§ **STATED GOAL**: Find how many lines in the material hold the word "into", then state that number and nothing more.
# # # # # # #
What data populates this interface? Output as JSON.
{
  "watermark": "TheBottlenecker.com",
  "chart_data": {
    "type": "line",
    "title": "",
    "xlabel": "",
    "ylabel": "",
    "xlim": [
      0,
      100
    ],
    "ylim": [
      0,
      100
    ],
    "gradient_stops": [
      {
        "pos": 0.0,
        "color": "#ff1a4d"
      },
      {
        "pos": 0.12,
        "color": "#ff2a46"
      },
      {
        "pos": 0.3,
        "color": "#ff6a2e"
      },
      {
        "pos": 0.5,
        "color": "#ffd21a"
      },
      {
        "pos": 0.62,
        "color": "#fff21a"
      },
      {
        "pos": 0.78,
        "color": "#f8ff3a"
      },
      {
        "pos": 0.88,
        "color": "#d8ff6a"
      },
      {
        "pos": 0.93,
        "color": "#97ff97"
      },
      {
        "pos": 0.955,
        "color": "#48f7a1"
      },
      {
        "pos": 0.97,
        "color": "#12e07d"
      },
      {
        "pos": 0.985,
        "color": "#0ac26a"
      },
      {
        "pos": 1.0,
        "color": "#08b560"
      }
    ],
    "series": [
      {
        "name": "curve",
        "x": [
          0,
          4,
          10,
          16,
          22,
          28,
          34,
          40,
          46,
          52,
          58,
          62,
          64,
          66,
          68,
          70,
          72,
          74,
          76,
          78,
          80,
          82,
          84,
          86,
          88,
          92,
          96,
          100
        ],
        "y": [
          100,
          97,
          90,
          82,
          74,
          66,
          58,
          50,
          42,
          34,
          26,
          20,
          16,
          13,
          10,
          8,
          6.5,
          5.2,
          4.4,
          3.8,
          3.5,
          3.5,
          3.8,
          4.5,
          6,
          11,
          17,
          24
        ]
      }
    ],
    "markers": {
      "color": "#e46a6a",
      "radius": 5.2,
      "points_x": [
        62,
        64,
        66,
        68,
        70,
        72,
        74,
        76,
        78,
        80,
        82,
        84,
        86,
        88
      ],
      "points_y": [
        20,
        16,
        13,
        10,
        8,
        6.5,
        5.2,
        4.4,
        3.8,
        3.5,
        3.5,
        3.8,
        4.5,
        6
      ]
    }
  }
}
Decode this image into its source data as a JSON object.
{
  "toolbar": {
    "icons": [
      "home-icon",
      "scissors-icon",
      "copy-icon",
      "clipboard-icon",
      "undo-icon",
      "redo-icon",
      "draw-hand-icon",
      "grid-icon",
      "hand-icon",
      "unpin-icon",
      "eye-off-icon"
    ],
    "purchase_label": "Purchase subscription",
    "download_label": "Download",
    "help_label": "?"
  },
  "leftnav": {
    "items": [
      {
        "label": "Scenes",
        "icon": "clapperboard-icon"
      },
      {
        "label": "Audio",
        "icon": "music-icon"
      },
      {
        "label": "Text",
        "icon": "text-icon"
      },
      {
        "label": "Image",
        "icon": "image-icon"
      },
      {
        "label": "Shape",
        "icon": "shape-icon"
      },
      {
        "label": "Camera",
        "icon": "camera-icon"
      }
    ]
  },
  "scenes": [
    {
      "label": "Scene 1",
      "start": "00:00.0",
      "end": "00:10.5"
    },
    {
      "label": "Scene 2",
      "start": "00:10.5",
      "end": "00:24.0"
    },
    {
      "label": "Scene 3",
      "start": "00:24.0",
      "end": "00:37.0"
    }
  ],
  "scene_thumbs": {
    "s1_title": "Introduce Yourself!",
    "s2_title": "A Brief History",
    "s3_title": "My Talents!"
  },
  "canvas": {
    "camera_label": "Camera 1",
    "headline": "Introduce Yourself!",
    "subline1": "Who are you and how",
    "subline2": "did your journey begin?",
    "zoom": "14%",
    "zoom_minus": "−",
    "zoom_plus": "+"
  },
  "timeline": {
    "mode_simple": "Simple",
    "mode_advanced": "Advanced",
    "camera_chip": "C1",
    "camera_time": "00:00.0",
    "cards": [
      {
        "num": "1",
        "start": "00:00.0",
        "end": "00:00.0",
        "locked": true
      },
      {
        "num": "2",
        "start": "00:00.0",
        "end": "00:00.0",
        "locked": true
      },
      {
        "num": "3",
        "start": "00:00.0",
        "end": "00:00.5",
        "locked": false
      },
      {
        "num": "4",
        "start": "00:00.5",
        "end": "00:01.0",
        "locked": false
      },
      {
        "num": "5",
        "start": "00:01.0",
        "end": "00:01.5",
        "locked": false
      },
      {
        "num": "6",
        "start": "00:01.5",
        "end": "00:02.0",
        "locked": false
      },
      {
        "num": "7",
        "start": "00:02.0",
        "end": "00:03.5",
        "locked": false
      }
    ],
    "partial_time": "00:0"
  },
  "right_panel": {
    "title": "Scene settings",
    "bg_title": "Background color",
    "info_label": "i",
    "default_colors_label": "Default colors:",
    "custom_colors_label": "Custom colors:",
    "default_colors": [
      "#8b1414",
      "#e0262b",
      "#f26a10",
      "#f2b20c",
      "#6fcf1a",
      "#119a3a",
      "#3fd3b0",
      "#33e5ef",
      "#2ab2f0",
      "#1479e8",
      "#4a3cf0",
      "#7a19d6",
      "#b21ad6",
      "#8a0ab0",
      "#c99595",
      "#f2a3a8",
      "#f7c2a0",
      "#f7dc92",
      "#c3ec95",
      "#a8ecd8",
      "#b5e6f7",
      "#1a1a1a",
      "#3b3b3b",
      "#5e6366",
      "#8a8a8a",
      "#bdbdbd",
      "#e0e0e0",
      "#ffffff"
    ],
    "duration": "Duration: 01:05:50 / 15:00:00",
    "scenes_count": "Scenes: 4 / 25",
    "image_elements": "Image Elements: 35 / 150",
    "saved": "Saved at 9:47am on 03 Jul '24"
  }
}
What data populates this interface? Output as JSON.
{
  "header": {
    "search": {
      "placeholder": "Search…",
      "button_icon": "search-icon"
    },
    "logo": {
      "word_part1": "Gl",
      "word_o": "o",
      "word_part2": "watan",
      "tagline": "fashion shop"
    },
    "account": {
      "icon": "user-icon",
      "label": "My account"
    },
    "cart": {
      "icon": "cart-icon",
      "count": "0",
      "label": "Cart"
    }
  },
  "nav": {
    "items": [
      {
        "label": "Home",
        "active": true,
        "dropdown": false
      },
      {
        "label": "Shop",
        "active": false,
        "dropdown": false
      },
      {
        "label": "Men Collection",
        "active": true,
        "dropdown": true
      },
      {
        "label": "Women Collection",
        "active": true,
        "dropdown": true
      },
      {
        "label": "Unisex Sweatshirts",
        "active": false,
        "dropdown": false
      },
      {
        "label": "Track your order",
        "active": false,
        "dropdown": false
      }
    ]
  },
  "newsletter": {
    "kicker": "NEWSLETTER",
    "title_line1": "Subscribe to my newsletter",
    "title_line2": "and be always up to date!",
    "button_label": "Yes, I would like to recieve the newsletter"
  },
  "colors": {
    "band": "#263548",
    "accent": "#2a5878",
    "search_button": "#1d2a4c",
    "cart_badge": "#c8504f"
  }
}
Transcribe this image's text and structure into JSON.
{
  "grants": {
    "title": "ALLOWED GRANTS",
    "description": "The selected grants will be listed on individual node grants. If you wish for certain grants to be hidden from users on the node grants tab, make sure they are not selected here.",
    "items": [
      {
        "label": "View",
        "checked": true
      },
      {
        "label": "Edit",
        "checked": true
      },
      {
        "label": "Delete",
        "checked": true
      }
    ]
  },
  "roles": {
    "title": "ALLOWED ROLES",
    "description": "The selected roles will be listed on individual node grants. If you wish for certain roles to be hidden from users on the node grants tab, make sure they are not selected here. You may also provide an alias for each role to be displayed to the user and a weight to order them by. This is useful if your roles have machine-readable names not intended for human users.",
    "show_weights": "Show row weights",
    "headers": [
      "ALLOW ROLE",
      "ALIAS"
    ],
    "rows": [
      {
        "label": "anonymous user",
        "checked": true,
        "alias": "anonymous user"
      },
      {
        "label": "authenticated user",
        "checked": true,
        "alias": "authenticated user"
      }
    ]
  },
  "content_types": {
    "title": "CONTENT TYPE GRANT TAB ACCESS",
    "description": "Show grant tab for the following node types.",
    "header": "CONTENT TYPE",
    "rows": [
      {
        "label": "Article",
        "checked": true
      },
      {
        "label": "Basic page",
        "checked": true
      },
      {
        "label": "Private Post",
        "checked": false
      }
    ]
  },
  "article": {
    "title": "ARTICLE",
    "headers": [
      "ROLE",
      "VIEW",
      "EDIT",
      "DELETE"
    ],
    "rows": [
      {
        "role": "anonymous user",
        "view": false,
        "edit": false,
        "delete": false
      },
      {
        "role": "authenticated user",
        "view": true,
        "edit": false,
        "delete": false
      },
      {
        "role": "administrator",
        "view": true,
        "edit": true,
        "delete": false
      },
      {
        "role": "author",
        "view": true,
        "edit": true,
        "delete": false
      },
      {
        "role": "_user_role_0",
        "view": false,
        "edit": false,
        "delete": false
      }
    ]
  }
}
# # # # # # #
§ **THE SOLUTION**: 2